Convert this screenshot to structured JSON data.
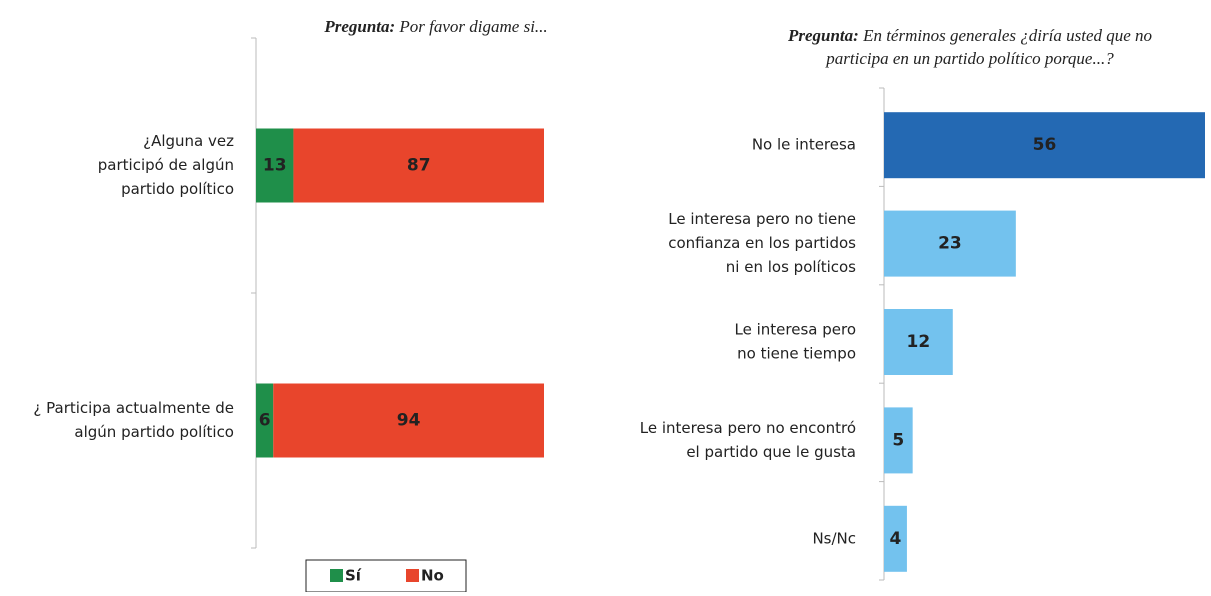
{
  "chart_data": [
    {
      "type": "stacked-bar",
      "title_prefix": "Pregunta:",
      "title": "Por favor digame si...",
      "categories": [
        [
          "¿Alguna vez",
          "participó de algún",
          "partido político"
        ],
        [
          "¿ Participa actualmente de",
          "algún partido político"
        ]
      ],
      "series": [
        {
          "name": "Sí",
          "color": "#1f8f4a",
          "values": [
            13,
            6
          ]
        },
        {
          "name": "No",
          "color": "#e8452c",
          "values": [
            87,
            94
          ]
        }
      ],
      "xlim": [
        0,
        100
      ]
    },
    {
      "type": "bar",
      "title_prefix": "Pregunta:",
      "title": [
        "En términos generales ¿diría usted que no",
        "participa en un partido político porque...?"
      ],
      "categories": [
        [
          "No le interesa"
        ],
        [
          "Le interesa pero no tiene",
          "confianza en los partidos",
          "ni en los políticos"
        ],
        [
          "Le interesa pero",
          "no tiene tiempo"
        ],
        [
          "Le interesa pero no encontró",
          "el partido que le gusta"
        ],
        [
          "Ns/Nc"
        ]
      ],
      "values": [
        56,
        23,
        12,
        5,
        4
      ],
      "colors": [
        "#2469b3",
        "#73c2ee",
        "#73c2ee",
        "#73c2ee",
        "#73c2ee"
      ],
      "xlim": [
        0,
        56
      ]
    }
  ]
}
□ □ □
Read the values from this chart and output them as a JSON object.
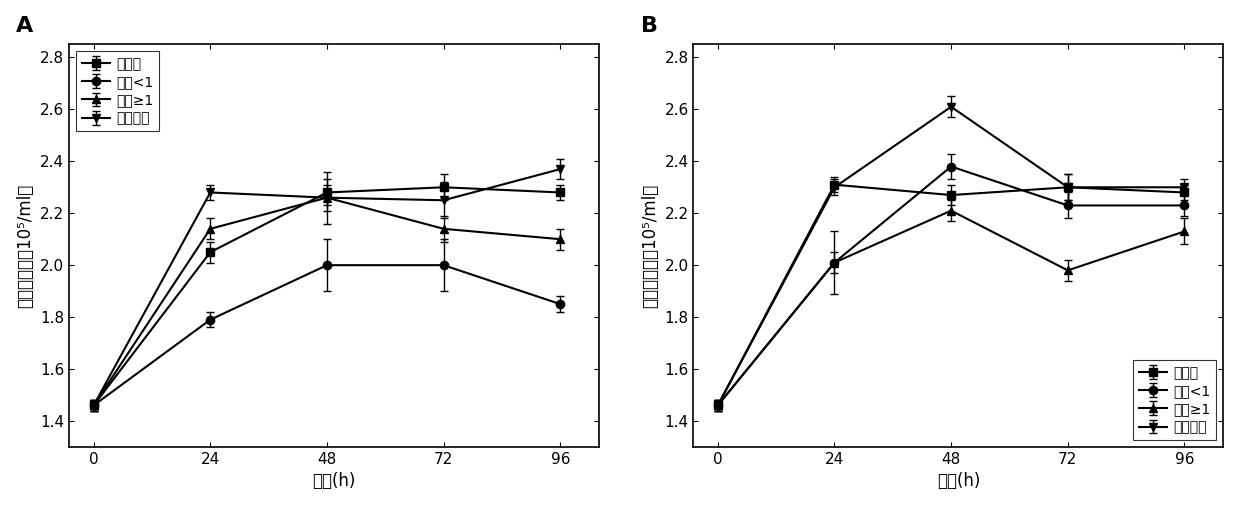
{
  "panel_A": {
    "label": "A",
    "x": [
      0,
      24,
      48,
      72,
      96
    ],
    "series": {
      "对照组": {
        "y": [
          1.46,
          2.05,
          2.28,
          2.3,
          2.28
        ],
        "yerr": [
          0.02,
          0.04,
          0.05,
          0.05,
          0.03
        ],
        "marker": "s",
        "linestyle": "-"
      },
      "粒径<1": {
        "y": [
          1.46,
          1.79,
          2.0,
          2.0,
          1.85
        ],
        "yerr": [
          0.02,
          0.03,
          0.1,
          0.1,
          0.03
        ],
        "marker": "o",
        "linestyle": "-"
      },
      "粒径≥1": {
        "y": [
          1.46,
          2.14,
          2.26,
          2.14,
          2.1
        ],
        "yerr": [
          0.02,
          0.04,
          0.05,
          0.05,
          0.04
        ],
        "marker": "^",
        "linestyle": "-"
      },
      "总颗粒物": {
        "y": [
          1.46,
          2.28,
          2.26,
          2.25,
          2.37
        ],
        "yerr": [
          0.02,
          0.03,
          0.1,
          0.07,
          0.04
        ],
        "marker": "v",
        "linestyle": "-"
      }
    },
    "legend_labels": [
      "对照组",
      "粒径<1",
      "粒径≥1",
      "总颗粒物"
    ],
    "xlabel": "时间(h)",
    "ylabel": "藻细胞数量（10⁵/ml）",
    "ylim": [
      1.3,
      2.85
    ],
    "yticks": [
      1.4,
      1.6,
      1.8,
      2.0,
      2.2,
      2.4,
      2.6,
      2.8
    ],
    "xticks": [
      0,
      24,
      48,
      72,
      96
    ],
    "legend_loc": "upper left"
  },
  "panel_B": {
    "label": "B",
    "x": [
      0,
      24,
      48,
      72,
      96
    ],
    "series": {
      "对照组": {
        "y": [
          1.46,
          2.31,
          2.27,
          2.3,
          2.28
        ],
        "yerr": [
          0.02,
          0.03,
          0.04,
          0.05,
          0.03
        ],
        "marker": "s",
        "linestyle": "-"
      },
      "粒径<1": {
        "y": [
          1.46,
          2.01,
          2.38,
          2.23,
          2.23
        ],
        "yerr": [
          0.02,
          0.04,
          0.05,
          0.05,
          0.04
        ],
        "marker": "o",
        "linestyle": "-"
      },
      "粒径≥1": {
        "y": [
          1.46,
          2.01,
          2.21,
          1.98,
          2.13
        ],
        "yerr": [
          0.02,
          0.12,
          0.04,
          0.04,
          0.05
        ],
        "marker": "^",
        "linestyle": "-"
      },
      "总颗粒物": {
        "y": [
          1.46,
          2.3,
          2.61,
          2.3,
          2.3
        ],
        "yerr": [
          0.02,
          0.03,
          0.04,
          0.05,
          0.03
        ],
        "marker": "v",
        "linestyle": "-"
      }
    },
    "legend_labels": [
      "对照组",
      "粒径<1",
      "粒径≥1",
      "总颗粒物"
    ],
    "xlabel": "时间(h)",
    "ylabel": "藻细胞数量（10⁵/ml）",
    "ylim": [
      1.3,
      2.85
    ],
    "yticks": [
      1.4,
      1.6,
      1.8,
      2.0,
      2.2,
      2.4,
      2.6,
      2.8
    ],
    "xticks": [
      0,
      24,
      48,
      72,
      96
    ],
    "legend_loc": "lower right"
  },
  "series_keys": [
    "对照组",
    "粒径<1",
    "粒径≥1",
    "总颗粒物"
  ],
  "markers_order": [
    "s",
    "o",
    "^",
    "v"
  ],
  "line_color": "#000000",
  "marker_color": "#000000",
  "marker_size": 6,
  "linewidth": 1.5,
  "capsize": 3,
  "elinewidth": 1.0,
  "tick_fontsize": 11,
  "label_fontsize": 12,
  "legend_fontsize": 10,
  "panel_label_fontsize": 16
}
□ □ □
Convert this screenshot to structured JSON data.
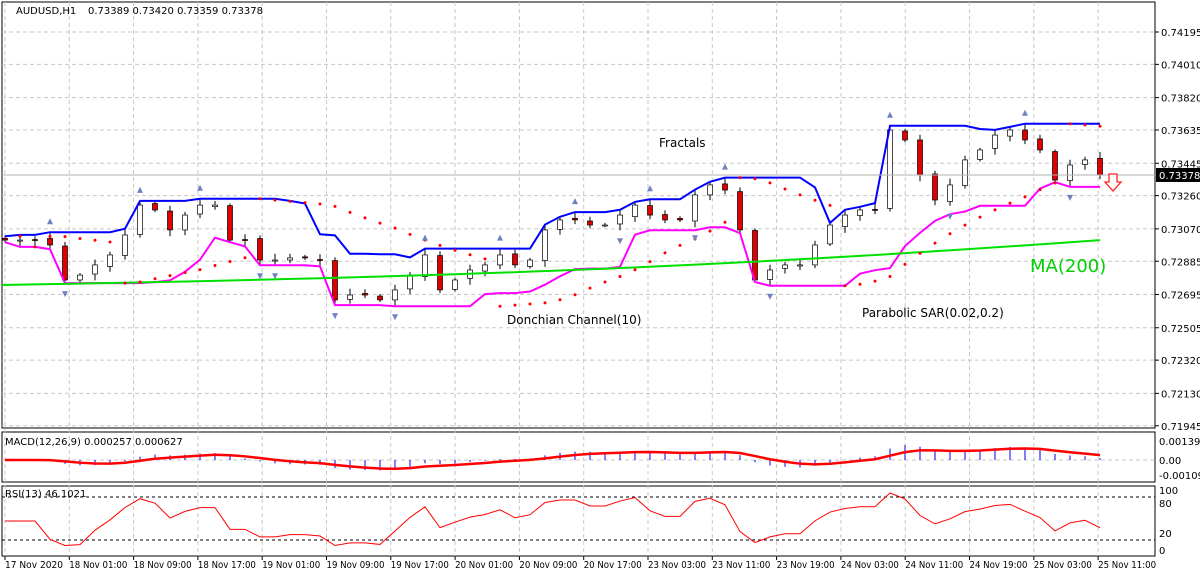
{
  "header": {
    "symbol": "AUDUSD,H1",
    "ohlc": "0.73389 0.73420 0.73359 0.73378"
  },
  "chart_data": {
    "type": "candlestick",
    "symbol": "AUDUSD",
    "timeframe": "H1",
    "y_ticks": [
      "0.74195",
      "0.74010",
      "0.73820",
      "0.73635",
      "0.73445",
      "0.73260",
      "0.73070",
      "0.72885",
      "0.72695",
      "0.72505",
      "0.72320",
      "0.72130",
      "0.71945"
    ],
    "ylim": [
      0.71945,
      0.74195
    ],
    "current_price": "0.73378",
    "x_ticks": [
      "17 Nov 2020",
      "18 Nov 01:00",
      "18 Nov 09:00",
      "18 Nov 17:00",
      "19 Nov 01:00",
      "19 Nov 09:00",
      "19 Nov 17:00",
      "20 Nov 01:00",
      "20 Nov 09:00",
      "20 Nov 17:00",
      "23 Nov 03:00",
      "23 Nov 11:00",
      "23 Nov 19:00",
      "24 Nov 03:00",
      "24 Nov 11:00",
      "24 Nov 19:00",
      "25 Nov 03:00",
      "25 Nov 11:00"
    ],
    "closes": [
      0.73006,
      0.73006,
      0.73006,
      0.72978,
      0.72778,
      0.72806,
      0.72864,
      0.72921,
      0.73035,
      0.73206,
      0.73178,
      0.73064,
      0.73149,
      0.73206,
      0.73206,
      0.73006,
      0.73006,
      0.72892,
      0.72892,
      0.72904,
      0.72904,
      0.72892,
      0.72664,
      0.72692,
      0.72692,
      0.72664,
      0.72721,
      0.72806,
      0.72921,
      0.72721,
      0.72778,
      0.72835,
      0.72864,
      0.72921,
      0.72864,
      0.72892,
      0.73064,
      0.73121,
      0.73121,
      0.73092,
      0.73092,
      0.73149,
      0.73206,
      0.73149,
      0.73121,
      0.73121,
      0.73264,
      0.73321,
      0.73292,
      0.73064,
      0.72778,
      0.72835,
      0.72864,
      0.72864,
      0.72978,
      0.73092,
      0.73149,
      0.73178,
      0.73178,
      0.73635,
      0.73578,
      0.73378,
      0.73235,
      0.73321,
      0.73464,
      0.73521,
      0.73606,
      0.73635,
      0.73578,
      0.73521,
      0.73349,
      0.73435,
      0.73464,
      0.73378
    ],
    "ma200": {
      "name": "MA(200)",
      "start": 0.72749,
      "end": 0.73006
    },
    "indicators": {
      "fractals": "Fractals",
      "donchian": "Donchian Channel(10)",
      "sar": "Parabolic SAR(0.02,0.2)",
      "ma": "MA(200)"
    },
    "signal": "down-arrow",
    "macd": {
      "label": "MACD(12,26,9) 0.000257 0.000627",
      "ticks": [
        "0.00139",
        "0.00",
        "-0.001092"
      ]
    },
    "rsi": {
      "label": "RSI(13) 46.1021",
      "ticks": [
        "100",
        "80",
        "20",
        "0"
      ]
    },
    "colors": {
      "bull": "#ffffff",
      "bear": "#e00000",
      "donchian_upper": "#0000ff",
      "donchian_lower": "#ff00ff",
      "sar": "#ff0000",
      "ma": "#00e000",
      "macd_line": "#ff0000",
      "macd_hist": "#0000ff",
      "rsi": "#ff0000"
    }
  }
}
□ □ □
*Exercise*:
Pull out all lines containing the word "pero" from the entries above.

*Reply*:
          "Le interesa pero no tiene",
          "Le interesa pero",
          "Le interesa pero no encontró",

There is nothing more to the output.